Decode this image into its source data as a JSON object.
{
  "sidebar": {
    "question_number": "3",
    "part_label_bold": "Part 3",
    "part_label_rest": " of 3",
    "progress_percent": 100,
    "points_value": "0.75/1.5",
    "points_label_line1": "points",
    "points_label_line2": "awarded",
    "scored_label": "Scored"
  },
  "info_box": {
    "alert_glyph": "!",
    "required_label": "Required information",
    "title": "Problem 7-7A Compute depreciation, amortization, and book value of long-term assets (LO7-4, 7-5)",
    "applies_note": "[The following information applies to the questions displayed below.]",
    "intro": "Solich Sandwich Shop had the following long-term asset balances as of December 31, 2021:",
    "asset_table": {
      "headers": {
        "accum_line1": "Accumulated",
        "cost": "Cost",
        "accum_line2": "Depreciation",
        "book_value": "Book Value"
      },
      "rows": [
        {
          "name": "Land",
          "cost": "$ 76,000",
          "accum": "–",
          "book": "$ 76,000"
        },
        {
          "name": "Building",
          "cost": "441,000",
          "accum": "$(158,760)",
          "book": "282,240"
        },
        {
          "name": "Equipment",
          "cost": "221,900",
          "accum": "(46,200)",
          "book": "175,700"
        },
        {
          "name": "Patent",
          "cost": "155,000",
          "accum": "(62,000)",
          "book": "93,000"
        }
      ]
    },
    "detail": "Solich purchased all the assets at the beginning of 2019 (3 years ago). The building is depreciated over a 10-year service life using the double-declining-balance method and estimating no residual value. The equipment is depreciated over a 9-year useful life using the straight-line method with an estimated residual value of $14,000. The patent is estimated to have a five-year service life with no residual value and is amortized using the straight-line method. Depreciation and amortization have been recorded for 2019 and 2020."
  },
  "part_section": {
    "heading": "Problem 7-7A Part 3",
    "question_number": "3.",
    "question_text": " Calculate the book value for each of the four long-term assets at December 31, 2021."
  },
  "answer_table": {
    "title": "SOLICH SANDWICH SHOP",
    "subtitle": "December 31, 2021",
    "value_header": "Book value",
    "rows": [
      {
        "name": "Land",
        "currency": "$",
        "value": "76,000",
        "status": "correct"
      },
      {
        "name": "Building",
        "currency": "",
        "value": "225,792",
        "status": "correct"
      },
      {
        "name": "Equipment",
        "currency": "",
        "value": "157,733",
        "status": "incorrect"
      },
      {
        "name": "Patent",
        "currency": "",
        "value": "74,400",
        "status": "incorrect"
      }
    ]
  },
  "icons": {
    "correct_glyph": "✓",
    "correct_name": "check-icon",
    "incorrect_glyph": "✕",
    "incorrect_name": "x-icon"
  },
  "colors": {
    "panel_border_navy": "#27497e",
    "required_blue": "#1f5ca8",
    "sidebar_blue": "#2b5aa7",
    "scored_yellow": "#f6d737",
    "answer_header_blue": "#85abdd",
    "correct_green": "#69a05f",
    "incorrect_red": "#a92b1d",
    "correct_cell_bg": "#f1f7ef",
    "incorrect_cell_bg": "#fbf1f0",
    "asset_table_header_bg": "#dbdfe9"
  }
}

====

**OBJECTIVE**
All of the entries should be written out again exactly.

**REPLY**
Decode this image into its source data as a JSON object.
{
  "sidebar": {
    "question_number": "3",
    "part_label_bold": "Part 3",
    "part_label_rest": " of 3",
    "progress_percent": 100,
    "points_value": "0.75/1.5",
    "points_label_line1": "points",
    "points_label_line2": "awarded",
    "scored_label": "Scored"
  },
  "info_box": {
    "alert_glyph": "!",
    "required_label": "Required information",
    "title": "Problem 7-7A Compute depreciation, amortization, and book value of long-term assets (LO7-4, 7-5)",
    "applies_note": "[The following information applies to the questions displayed below.]",
    "intro": "Solich Sandwich Shop had the following long-term asset balances as of December 31, 2021:",
    "asset_table": {
      "headers": {
        "accum_line1": "Accumulated",
        "cost": "Cost",
        "accum_line2": "Depreciation",
        "book_value": "Book Value"
      },
      "rows": [
        {
          "name": "Land",
          "cost": "$ 76,000",
          "accum": "–",
          "book": "$ 76,000"
        },
        {
          "name": "Building",
          "cost": "441,000",
          "accum": "$(158,760)",
          "book": "282,240"
        },
        {
          "name": "Equipment",
          "cost": "221,900",
          "accum": "(46,200)",
          "book": "175,700"
        },
        {
          "name": "Patent",
          "cost": "155,000",
          "accum": "(62,000)",
          "book": "93,000"
        }
      ]
    },
    "detail": "Solich purchased all the assets at the beginning of 2019 (3 years ago). The building is depreciated over a 10-year service life using the double-declining-balance method and estimating no residual value. The equipment is depreciated over a 9-year useful life using the straight-line method with an estimated residual value of $14,000. The patent is estimated to have a five-year service life with no residual value and is amortized using the straight-line method. Depreciation and amortization have been recorded for 2019 and 2020."
  },
  "part_section": {
    "heading": "Problem 7-7A Part 3",
    "question_number": "3.",
    "question_text": " Calculate the book value for each of the four long-term assets at December 31, 2021."
  },
  "answer_table": {
    "title": "SOLICH SANDWICH SHOP",
    "subtitle": "December 31, 2021",
    "value_header": "Book value",
    "rows": [
      {
        "name": "Land",
        "currency": "$",
        "value": "76,000",
        "status": "correct"
      },
      {
        "name": "Building",
        "currency": "",
        "value": "225,792",
        "status": "correct"
      },
      {
        "name": "Equipment",
        "currency": "",
        "value": "157,733",
        "status": "incorrect"
      },
      {
        "name": "Patent",
        "currency": "",
        "value": "74,400",
        "status": "incorrect"
      }
    ]
  },
  "icons": {
    "correct_glyph": "✓",
    "correct_name": "check-icon",
    "incorrect_glyph": "✕",
    "incorrect_name": "x-icon"
  },
  "colors": {
    "panel_border_navy": "#27497e",
    "required_blue": "#1f5ca8",
    "sidebar_blue": "#2b5aa7",
    "scored_yellow": "#f6d737",
    "answer_header_blue": "#85abdd",
    "correct_green": "#69a05f",
    "incorrect_red": "#a92b1d",
    "correct_cell_bg": "#f1f7ef",
    "incorrect_cell_bg": "#fbf1f0",
    "asset_table_header_bg": "#dbdfe9"
  }
}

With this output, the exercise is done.